THE REQUEST
Count each line below that has "JSON" anywhere in it. Answer with the total alone.

DATA ROWS
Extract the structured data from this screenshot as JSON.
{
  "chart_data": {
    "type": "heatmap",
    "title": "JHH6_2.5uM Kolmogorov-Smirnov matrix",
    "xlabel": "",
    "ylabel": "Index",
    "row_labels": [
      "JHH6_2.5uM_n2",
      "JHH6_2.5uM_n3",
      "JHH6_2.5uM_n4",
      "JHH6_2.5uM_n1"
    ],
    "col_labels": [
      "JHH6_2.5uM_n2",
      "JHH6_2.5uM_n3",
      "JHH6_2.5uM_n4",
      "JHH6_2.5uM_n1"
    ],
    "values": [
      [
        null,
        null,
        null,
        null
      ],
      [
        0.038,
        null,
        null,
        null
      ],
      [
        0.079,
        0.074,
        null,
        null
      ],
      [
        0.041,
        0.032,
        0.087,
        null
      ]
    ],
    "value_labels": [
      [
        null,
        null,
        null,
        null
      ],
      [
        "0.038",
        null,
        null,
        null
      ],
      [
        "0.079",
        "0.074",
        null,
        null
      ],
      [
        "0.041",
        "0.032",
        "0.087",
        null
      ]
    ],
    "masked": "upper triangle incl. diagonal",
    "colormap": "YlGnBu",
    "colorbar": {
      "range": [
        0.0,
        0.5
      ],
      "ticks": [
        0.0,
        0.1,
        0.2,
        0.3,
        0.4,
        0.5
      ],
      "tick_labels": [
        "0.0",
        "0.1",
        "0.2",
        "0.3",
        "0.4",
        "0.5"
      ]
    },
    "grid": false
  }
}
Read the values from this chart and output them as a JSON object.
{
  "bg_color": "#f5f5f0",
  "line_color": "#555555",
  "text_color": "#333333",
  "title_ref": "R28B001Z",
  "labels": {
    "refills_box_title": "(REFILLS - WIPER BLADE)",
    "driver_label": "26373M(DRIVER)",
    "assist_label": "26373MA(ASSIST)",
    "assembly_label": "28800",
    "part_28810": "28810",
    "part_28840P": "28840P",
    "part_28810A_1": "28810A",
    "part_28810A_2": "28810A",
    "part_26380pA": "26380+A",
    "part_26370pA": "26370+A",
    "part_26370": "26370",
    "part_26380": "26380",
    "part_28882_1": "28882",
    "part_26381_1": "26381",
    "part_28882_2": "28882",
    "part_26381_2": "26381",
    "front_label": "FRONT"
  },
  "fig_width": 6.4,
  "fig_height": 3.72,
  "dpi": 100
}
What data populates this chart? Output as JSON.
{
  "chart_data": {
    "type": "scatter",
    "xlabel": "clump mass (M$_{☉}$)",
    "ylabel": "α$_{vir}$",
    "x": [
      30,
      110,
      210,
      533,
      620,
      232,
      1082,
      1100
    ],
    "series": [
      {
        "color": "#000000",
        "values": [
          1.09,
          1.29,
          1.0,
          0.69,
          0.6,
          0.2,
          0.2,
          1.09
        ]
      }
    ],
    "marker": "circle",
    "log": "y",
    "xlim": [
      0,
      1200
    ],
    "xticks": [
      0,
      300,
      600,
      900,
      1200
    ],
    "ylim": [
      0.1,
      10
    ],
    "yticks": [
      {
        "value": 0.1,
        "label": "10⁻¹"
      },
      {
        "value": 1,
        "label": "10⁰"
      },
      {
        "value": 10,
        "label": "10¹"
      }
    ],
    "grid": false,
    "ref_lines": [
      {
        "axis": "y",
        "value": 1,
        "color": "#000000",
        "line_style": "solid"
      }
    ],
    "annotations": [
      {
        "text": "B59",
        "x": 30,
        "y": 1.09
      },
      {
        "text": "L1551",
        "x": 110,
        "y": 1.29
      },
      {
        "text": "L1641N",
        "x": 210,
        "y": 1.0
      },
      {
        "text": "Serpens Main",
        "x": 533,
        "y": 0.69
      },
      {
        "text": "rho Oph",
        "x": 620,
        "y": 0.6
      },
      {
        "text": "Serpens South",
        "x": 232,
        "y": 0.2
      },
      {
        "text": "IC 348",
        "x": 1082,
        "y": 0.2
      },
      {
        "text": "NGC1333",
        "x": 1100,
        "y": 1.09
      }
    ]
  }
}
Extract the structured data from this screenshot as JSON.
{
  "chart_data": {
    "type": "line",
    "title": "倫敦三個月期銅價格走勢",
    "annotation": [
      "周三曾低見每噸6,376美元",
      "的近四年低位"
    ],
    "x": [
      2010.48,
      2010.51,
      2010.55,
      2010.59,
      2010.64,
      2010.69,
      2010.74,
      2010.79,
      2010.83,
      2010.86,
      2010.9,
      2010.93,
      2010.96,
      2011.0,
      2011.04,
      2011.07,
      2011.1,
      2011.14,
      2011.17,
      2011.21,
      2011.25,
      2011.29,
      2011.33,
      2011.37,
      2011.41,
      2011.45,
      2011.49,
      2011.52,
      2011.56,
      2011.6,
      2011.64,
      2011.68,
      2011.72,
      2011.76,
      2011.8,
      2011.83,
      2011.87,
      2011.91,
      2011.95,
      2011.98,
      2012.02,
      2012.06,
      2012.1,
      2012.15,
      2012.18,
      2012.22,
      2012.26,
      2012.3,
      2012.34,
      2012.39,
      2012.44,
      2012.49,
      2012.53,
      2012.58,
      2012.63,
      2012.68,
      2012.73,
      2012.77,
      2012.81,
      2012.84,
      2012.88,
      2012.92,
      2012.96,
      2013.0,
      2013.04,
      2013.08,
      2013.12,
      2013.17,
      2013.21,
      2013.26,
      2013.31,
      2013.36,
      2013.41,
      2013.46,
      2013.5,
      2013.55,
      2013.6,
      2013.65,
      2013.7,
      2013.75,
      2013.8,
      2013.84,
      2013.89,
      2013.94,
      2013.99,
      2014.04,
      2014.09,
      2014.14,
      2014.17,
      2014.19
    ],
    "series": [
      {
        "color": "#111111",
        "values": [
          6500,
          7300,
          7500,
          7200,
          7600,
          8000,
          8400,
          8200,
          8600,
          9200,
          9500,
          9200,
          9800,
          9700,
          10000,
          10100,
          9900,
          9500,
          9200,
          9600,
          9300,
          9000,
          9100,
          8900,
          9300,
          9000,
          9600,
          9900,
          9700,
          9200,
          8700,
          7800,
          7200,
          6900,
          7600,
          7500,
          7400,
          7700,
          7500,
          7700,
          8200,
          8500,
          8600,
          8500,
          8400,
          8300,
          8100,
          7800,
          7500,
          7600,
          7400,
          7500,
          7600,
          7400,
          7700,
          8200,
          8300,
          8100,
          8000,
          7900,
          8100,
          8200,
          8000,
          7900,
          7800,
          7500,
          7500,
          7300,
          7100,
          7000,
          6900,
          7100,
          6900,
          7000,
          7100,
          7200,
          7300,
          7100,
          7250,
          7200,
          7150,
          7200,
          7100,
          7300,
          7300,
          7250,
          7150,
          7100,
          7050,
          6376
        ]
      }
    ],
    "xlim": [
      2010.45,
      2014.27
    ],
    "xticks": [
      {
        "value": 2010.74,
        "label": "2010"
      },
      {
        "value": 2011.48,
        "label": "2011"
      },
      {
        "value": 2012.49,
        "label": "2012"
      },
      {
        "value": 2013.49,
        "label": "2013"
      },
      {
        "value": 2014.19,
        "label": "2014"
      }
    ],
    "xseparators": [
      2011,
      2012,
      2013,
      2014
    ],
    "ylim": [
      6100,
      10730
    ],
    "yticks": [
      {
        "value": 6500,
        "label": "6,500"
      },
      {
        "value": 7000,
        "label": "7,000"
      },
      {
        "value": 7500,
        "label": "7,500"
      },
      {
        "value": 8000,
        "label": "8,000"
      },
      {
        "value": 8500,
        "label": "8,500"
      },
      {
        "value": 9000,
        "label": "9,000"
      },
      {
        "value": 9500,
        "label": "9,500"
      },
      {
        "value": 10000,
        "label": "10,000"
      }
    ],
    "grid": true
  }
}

SOLUTION TO THE EXERCISE
4